Begin

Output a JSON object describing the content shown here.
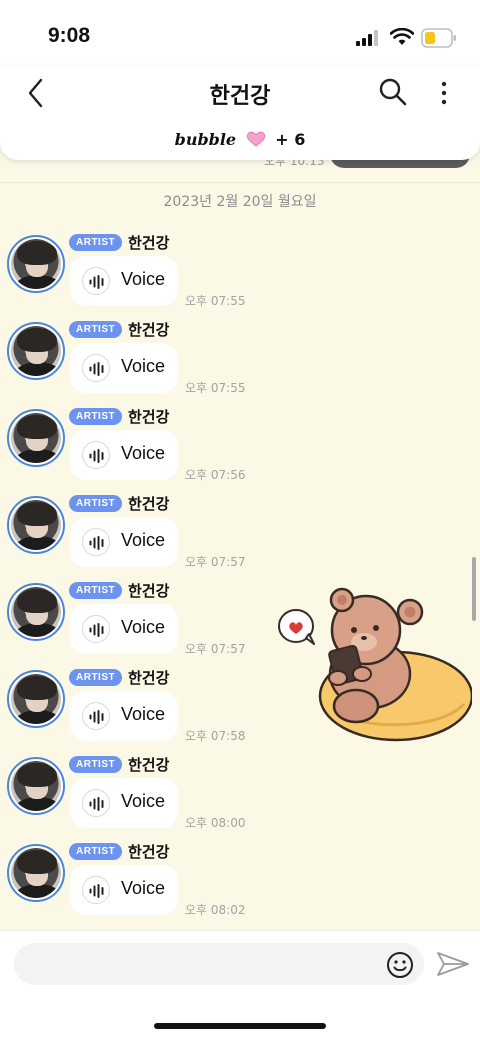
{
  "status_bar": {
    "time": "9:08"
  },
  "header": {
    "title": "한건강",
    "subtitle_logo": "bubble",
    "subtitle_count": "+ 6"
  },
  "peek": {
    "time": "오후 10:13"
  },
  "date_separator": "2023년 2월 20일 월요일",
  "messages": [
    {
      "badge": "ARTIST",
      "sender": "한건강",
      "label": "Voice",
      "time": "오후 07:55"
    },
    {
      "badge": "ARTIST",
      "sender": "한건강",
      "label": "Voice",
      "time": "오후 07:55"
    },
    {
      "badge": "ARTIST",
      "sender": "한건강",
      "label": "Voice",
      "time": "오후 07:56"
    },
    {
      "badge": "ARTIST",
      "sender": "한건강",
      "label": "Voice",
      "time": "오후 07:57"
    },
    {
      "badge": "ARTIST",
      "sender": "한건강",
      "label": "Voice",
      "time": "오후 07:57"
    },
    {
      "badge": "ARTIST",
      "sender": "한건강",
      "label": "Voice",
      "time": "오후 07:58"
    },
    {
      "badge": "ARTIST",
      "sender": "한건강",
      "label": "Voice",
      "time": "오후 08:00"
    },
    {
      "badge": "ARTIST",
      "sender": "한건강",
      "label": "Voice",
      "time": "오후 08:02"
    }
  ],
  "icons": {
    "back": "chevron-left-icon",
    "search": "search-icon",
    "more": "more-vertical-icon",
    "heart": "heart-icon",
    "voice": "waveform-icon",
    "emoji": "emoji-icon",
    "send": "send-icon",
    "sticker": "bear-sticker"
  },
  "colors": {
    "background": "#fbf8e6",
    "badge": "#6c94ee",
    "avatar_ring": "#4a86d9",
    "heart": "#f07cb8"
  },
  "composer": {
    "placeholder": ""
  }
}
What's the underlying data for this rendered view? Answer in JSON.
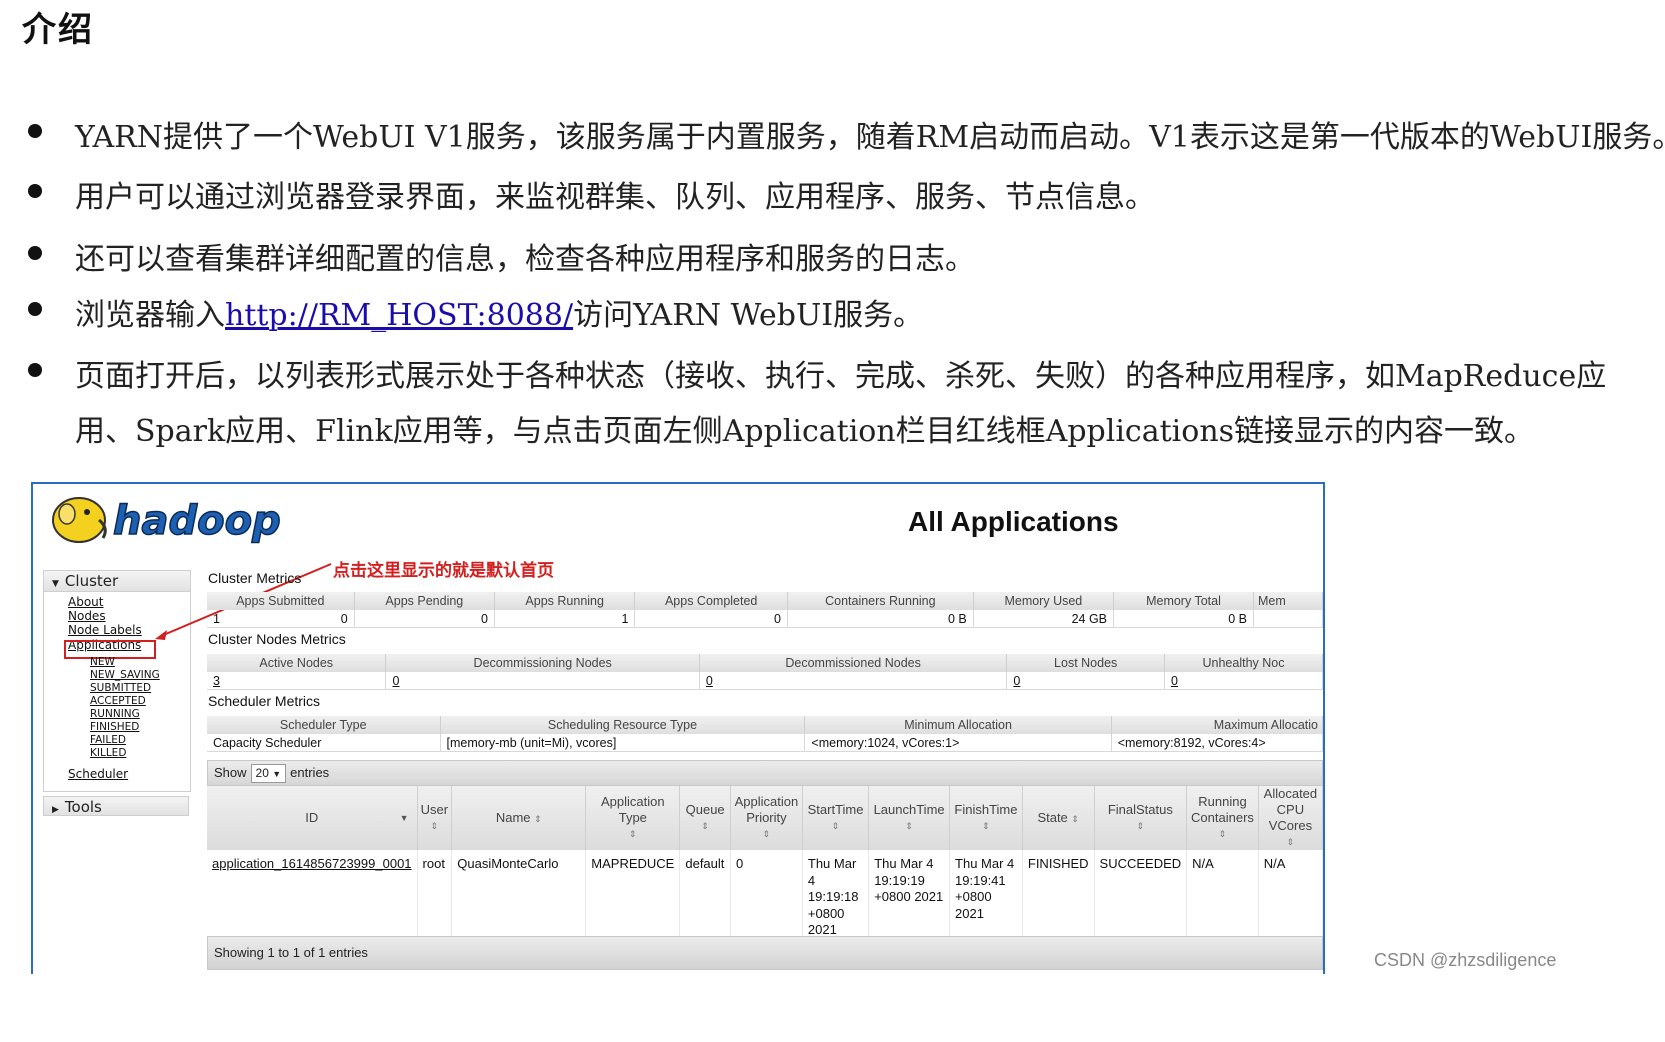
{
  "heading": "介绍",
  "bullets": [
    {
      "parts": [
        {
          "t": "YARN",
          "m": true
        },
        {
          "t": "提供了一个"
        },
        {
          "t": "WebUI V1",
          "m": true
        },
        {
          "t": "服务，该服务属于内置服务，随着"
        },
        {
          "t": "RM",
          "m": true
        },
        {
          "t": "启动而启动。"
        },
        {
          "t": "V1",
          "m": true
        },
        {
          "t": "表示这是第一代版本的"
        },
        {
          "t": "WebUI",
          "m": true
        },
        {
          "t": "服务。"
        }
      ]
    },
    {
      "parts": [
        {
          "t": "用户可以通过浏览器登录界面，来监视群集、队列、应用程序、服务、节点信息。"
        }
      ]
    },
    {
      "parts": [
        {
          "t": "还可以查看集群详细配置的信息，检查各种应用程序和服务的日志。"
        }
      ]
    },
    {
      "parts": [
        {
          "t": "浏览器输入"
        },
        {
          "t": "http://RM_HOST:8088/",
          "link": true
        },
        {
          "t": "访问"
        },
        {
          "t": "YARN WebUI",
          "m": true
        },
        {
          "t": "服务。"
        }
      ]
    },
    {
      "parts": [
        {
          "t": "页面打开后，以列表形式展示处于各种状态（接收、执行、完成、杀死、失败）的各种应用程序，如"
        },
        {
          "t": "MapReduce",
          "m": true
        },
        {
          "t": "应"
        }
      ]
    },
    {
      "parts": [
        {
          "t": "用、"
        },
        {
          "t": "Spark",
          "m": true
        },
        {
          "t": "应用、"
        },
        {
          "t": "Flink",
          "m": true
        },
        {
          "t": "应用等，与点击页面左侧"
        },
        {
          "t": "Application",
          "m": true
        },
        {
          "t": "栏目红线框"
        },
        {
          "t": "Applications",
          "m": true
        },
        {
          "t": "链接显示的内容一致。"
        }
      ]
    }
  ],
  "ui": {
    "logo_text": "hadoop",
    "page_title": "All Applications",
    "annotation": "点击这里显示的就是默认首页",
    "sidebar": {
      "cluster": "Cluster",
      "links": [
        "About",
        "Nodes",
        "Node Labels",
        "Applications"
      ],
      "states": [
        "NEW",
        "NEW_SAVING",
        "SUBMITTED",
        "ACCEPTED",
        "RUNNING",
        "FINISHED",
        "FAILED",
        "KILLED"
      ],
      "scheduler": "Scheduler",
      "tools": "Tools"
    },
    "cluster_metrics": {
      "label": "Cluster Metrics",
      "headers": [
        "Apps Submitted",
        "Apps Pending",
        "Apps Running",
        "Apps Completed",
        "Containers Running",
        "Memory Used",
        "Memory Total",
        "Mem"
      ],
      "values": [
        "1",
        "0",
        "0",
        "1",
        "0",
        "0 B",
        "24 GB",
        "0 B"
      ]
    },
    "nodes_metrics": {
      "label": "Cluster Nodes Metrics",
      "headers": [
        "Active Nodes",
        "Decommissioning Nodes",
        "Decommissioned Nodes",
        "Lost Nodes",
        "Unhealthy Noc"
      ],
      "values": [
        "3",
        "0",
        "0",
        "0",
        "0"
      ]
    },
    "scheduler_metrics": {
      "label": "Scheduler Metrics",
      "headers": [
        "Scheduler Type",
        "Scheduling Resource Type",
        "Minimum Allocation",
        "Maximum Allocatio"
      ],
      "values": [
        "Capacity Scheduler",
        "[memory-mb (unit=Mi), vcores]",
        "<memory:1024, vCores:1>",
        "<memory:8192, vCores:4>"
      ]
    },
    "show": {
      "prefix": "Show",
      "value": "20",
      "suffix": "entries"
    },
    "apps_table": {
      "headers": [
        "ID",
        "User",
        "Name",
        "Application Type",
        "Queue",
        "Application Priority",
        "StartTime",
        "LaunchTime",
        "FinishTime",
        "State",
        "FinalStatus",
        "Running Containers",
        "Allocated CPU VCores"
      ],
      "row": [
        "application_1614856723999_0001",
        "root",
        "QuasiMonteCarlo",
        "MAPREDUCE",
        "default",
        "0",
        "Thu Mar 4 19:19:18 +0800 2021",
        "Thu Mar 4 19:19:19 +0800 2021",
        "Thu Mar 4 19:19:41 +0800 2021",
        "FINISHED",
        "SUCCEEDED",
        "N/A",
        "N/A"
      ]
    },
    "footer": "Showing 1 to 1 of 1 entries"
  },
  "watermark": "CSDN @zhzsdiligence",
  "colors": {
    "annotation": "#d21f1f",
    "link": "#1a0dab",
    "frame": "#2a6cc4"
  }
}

End

DO THIS: Would you return the data exactly as written, without the pictures?

SOLUTION FOR THIS PROBLEM:
Output a JSON object describing the content shown here.
{
  "status_bar": {
    "time": "9:08"
  },
  "header": {
    "title": "한건강",
    "subtitle_logo": "bubble",
    "subtitle_count": "+ 6"
  },
  "peek": {
    "time": "오후 10:13"
  },
  "date_separator": "2023년 2월 20일 월요일",
  "messages": [
    {
      "badge": "ARTIST",
      "sender": "한건강",
      "label": "Voice",
      "time": "오후 07:55"
    },
    {
      "badge": "ARTIST",
      "sender": "한건강",
      "label": "Voice",
      "time": "오후 07:55"
    },
    {
      "badge": "ARTIST",
      "sender": "한건강",
      "label": "Voice",
      "time": "오후 07:56"
    },
    {
      "badge": "ARTIST",
      "sender": "한건강",
      "label": "Voice",
      "time": "오후 07:57"
    },
    {
      "badge": "ARTIST",
      "sender": "한건강",
      "label": "Voice",
      "time": "오후 07:57"
    },
    {
      "badge": "ARTIST",
      "sender": "한건강",
      "label": "Voice",
      "time": "오후 07:58"
    },
    {
      "badge": "ARTIST",
      "sender": "한건강",
      "label": "Voice",
      "time": "오후 08:00"
    },
    {
      "badge": "ARTIST",
      "sender": "한건강",
      "label": "Voice",
      "time": "오후 08:02"
    }
  ],
  "icons": {
    "back": "chevron-left-icon",
    "search": "search-icon",
    "more": "more-vertical-icon",
    "heart": "heart-icon",
    "voice": "waveform-icon",
    "emoji": "emoji-icon",
    "send": "send-icon",
    "sticker": "bear-sticker"
  },
  "colors": {
    "background": "#fbf8e6",
    "badge": "#6c94ee",
    "avatar_ring": "#4a86d9",
    "heart": "#f07cb8"
  },
  "composer": {
    "placeholder": ""
  }
}
What's the underlying data for this rendered view? Answer in JSON.
{
  "heading": "介绍",
  "bullets": [
    {
      "parts": [
        {
          "t": "YARN",
          "m": true
        },
        {
          "t": "提供了一个"
        },
        {
          "t": "WebUI V1",
          "m": true
        },
        {
          "t": "服务，该服务属于内置服务，随着"
        },
        {
          "t": "RM",
          "m": true
        },
        {
          "t": "启动而启动。"
        },
        {
          "t": "V1",
          "m": true
        },
        {
          "t": "表示这是第一代版本的"
        },
        {
          "t": "WebUI",
          "m": true
        },
        {
          "t": "服务。"
        }
      ]
    },
    {
      "parts": [
        {
          "t": "用户可以通过浏览器登录界面，来监视群集、队列、应用程序、服务、节点信息。"
        }
      ]
    },
    {
      "parts": [
        {
          "t": "还可以查看集群详细配置的信息，检查各种应用程序和服务的日志。"
        }
      ]
    },
    {
      "parts": [
        {
          "t": "浏览器输入"
        },
        {
          "t": "http://RM_HOST:8088/",
          "link": true
        },
        {
          "t": "访问"
        },
        {
          "t": "YARN WebUI",
          "m": true
        },
        {
          "t": "服务。"
        }
      ]
    },
    {
      "parts": [
        {
          "t": "页面打开后，以列表形式展示处于各种状态（接收、执行、完成、杀死、失败）的各种应用程序，如"
        },
        {
          "t": "MapReduce",
          "m": true
        },
        {
          "t": "应"
        }
      ]
    },
    {
      "parts": [
        {
          "t": "用、"
        },
        {
          "t": "Spark",
          "m": true
        },
        {
          "t": "应用、"
        },
        {
          "t": "Flink",
          "m": true
        },
        {
          "t": "应用等，与点击页面左侧"
        },
        {
          "t": "Application",
          "m": true
        },
        {
          "t": "栏目红线框"
        },
        {
          "t": "Applications",
          "m": true
        },
        {
          "t": "链接显示的内容一致。"
        }
      ]
    }
  ],
  "ui": {
    "logo_text": "hadoop",
    "page_title": "All Applications",
    "annotation": "点击这里显示的就是默认首页",
    "sidebar": {
      "cluster": "Cluster",
      "links": [
        "About",
        "Nodes",
        "Node Labels",
        "Applications"
      ],
      "states": [
        "NEW",
        "NEW_SAVING",
        "SUBMITTED",
        "ACCEPTED",
        "RUNNING",
        "FINISHED",
        "FAILED",
        "KILLED"
      ],
      "scheduler": "Scheduler",
      "tools": "Tools"
    },
    "cluster_metrics": {
      "label": "Cluster Metrics",
      "headers": [
        "Apps Submitted",
        "Apps Pending",
        "Apps Running",
        "Apps Completed",
        "Containers Running",
        "Memory Used",
        "Memory Total",
        "Mem"
      ],
      "values": [
        "1",
        "0",
        "0",
        "1",
        "0",
        "0 B",
        "24 GB",
        "0 B"
      ]
    },
    "nodes_metrics": {
      "label": "Cluster Nodes Metrics",
      "headers": [
        "Active Nodes",
        "Decommissioning Nodes",
        "Decommissioned Nodes",
        "Lost Nodes",
        "Unhealthy Noc"
      ],
      "values": [
        "3",
        "0",
        "0",
        "0",
        "0"
      ]
    },
    "scheduler_metrics": {
      "label": "Scheduler Metrics",
      "headers": [
        "Scheduler Type",
        "Scheduling Resource Type",
        "Minimum Allocation",
        "Maximum Allocatio"
      ],
      "values": [
        "Capacity Scheduler",
        "[memory-mb (unit=Mi), vcores]",
        "<memory:1024, vCores:1>",
        "<memory:8192, vCores:4>"
      ]
    },
    "show": {
      "prefix": "Show",
      "value": "20",
      "suffix": "entries"
    },
    "apps_table": {
      "headers": [
        "ID",
        "User",
        "Name",
        "Application Type",
        "Queue",
        "Application Priority",
        "StartTime",
        "LaunchTime",
        "FinishTime",
        "State",
        "FinalStatus",
        "Running Containers",
        "Allocated CPU VCores"
      ],
      "row": [
        "application_1614856723999_0001",
        "root",
        "QuasiMonteCarlo",
        "MAPREDUCE",
        "default",
        "0",
        "Thu Mar 4 19:19:18 +0800 2021",
        "Thu Mar 4 19:19:19 +0800 2021",
        "Thu Mar 4 19:19:41 +0800 2021",
        "FINISHED",
        "SUCCEEDED",
        "N/A",
        "N/A"
      ]
    },
    "footer": "Showing 1 to 1 of 1 entries"
  },
  "watermark": "CSDN @zhzsdiligence",
  "colors": {
    "annotation": "#d21f1f",
    "link": "#1a0dab",
    "frame": "#2a6cc4"
  }
}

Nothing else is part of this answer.